- **DIRECTIVE**
Report how many lines contain "server". The answer is a single number.

- **DATA FOR THIS TASK**

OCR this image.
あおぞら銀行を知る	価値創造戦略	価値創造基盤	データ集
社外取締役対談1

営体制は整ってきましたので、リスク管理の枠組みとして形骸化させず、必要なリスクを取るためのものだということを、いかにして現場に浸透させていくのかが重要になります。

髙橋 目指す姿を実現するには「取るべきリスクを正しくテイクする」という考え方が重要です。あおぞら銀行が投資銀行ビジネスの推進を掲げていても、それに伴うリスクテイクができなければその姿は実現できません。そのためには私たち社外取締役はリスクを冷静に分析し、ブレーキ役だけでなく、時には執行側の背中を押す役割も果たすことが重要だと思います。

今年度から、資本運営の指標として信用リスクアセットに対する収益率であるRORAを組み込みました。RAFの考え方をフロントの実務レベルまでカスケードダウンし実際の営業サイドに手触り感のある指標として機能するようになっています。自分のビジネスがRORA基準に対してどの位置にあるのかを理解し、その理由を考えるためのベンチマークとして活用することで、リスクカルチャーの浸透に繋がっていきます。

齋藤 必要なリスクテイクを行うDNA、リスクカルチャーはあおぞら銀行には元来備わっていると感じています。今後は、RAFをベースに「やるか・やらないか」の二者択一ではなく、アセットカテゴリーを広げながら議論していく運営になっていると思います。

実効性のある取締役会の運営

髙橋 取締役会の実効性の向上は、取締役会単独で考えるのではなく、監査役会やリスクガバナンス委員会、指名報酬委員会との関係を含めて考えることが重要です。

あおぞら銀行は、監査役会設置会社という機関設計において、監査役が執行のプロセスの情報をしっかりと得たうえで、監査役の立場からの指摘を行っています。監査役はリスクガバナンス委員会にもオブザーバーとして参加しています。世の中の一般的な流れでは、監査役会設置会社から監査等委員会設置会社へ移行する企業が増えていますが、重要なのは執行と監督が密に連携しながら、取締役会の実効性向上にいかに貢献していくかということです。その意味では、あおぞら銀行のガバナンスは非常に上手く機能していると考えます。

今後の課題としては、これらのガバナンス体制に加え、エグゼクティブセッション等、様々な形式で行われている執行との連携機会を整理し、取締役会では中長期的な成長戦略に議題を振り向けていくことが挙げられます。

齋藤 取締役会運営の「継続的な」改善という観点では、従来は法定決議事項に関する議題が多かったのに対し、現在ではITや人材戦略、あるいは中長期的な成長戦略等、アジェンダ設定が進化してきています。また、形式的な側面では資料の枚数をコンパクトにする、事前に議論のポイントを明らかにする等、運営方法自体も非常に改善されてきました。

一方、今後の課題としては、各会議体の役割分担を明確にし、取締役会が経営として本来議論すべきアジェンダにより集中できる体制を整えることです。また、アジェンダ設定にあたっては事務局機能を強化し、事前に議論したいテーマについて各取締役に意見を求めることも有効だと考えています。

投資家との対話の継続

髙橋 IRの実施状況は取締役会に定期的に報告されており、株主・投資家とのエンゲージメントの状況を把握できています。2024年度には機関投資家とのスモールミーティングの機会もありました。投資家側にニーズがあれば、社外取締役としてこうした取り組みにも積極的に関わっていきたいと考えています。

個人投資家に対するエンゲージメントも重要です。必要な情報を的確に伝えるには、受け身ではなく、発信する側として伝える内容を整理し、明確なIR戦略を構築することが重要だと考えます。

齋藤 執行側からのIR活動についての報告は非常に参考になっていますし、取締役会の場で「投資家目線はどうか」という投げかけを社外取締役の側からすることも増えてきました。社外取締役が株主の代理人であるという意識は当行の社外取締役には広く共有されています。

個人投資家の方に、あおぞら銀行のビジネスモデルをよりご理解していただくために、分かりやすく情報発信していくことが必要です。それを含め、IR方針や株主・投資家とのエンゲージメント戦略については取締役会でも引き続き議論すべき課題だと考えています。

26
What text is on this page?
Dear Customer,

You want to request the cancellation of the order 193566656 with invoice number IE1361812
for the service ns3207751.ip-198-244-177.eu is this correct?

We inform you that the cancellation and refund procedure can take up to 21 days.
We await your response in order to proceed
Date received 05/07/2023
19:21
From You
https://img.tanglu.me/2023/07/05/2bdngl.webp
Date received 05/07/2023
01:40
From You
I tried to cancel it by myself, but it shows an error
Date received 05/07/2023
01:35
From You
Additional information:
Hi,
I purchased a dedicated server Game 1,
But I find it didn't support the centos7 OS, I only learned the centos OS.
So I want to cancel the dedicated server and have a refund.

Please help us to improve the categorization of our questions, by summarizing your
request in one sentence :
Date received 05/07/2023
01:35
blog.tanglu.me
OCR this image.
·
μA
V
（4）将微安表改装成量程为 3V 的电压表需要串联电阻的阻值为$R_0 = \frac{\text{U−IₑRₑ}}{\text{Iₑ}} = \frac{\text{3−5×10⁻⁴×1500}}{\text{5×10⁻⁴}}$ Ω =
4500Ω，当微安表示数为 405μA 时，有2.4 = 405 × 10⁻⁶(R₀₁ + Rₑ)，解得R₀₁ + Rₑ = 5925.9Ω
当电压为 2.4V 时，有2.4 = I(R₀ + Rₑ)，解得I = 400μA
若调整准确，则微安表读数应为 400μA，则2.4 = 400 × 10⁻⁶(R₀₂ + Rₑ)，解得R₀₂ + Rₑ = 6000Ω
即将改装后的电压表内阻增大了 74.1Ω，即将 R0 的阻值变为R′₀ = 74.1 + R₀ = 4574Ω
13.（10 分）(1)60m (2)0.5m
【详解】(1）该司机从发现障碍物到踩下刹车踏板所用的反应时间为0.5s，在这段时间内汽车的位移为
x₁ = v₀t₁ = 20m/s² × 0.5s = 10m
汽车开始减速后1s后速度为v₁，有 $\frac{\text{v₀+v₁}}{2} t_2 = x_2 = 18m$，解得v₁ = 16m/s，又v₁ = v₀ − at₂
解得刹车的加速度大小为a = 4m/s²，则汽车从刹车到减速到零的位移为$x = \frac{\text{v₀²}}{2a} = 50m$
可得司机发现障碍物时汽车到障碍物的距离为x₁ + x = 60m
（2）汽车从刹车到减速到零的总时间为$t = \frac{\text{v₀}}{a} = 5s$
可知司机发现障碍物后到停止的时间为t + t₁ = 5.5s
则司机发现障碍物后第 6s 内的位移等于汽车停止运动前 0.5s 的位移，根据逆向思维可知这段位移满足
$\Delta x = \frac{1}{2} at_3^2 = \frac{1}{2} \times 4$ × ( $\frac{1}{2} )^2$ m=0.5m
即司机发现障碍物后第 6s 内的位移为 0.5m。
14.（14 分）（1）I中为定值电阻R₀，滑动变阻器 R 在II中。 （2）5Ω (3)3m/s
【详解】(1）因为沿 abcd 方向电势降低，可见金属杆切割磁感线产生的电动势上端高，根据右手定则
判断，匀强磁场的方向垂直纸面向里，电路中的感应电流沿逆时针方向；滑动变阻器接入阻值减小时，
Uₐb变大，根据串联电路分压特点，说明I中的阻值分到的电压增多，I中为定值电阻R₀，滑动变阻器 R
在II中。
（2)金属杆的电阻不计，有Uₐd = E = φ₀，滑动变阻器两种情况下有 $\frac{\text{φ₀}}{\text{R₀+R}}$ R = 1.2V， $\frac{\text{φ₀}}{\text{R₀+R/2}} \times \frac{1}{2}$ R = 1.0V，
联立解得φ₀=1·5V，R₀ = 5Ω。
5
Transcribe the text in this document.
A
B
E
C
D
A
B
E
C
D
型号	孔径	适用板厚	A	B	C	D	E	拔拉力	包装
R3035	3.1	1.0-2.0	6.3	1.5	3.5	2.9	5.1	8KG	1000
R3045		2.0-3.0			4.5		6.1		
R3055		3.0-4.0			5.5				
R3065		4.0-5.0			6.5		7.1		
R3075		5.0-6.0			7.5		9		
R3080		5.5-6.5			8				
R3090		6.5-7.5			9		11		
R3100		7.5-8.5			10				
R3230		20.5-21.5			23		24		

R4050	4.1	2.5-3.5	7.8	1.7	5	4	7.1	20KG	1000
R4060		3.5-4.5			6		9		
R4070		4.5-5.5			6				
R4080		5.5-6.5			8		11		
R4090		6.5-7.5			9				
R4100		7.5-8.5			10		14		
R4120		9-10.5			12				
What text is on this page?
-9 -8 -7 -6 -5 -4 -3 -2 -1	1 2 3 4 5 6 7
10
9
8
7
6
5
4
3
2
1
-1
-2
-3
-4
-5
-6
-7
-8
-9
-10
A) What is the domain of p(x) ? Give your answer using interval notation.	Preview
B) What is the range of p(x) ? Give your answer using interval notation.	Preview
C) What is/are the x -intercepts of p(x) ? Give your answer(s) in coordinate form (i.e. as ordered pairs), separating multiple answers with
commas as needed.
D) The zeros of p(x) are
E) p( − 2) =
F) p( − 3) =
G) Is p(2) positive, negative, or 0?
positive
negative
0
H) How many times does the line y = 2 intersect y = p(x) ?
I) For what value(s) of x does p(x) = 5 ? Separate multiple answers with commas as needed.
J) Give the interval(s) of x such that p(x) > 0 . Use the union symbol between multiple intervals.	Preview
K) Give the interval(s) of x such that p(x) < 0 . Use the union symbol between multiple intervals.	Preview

- **OUTPUT OF THE EXERCISE**
2